• Exercise details: Output all records precisely as written.

BEGIN Data for the task

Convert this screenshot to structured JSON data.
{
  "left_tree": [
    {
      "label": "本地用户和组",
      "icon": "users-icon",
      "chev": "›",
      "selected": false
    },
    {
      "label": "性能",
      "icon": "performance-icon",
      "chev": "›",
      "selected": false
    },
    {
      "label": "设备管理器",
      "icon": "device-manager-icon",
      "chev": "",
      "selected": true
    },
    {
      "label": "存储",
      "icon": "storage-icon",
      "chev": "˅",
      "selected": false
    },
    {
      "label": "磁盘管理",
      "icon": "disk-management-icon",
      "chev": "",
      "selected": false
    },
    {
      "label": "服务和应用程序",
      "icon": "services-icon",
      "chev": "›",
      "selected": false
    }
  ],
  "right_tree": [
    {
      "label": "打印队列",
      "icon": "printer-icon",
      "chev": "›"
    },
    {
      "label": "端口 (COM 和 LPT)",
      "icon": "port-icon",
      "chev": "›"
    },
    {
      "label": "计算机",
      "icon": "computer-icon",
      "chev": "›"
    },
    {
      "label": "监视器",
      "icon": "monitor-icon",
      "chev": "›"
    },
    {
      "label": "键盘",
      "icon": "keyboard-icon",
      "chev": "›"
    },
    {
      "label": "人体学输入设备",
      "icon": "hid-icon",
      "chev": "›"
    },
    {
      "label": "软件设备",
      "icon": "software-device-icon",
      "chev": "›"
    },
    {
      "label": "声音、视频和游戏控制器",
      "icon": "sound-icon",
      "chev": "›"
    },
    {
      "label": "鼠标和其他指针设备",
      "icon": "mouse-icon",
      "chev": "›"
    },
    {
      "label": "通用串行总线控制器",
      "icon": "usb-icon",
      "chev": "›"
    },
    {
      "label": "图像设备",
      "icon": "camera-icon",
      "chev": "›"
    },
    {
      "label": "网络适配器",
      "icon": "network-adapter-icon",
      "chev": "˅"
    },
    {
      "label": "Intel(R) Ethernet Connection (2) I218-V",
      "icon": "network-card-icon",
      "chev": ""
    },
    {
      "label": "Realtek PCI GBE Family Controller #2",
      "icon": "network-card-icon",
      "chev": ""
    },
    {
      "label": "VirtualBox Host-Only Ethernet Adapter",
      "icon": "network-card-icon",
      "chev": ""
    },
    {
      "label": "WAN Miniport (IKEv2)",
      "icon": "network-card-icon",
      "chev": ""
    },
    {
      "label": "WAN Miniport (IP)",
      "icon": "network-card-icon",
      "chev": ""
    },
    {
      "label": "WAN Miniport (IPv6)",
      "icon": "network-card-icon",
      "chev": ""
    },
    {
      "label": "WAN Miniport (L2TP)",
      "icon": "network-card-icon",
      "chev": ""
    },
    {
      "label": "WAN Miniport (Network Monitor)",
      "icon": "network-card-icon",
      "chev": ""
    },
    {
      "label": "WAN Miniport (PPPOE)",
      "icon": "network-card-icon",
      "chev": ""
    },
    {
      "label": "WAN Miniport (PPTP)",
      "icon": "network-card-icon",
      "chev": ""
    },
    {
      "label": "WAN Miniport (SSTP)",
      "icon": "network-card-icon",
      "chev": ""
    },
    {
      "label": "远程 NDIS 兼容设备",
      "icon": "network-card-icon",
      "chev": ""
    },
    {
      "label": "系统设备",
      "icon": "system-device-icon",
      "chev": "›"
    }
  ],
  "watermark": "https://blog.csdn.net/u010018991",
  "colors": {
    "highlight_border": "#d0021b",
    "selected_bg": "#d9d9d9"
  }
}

END Data for the task

• Answer for this exercise:
Convert this screenshot to structured JSON data.
{
  "left_tree": [
    {
      "label": "本地用户和组",
      "icon": "users-icon",
      "chev": "›",
      "selected": false
    },
    {
      "label": "性能",
      "icon": "performance-icon",
      "chev": "›",
      "selected": false
    },
    {
      "label": "设备管理器",
      "icon": "device-manager-icon",
      "chev": "",
      "selected": true
    },
    {
      "label": "存储",
      "icon": "storage-icon",
      "chev": "˅",
      "selected": false
    },
    {
      "label": "磁盘管理",
      "icon": "disk-management-icon",
      "chev": "",
      "selected": false
    },
    {
      "label": "服务和应用程序",
      "icon": "services-icon",
      "chev": "›",
      "selected": false
    }
  ],
  "right_tree": [
    {
      "label": "打印队列",
      "icon": "printer-icon",
      "chev": "›"
    },
    {
      "label": "端口 (COM 和 LPT)",
      "icon": "port-icon",
      "chev": "›"
    },
    {
      "label": "计算机",
      "icon": "computer-icon",
      "chev": "›"
    },
    {
      "label": "监视器",
      "icon": "monitor-icon",
      "chev": "›"
    },
    {
      "label": "键盘",
      "icon": "keyboard-icon",
      "chev": "›"
    },
    {
      "label": "人体学输入设备",
      "icon": "hid-icon",
      "chev": "›"
    },
    {
      "label": "软件设备",
      "icon": "software-device-icon",
      "chev": "›"
    },
    {
      "label": "声音、视频和游戏控制器",
      "icon": "sound-icon",
      "chev": "›"
    },
    {
      "label": "鼠标和其他指针设备",
      "icon": "mouse-icon",
      "chev": "›"
    },
    {
      "label": "通用串行总线控制器",
      "icon": "usb-icon",
      "chev": "›"
    },
    {
      "label": "图像设备",
      "icon": "camera-icon",
      "chev": "›"
    },
    {
      "label": "网络适配器",
      "icon": "network-adapter-icon",
      "chev": "˅"
    },
    {
      "label": "Intel(R) Ethernet Connection (2) I218-V",
      "icon": "network-card-icon",
      "chev": ""
    },
    {
      "label": "Realtek PCI GBE Family Controller #2",
      "icon": "network-card-icon",
      "chev": ""
    },
    {
      "label": "VirtualBox Host-Only Ethernet Adapter",
      "icon": "network-card-icon",
      "chev": ""
    },
    {
      "label": "WAN Miniport (IKEv2)",
      "icon": "network-card-icon",
      "chev": ""
    },
    {
      "label": "WAN Miniport (IP)",
      "icon": "network-card-icon",
      "chev": ""
    },
    {
      "label": "WAN Miniport (IPv6)",
      "icon": "network-card-icon",
      "chev": ""
    },
    {
      "label": "WAN Miniport (L2TP)",
      "icon": "network-card-icon",
      "chev": ""
    },
    {
      "label": "WAN Miniport (Network Monitor)",
      "icon": "network-card-icon",
      "chev": ""
    },
    {
      "label": "WAN Miniport (PPPOE)",
      "icon": "network-card-icon",
      "chev": ""
    },
    {
      "label": "WAN Miniport (PPTP)",
      "icon": "network-card-icon",
      "chev": ""
    },
    {
      "label": "WAN Miniport (SSTP)",
      "icon": "network-card-icon",
      "chev": ""
    },
    {
      "label": "远程 NDIS 兼容设备",
      "icon": "network-card-icon",
      "chev": ""
    },
    {
      "label": "系统设备",
      "icon": "system-device-icon",
      "chev": "›"
    }
  ],
  "watermark": "https://blog.csdn.net/u010018991",
  "colors": {
    "highlight_border": "#d0021b",
    "selected_bg": "#d9d9d9"
  }
}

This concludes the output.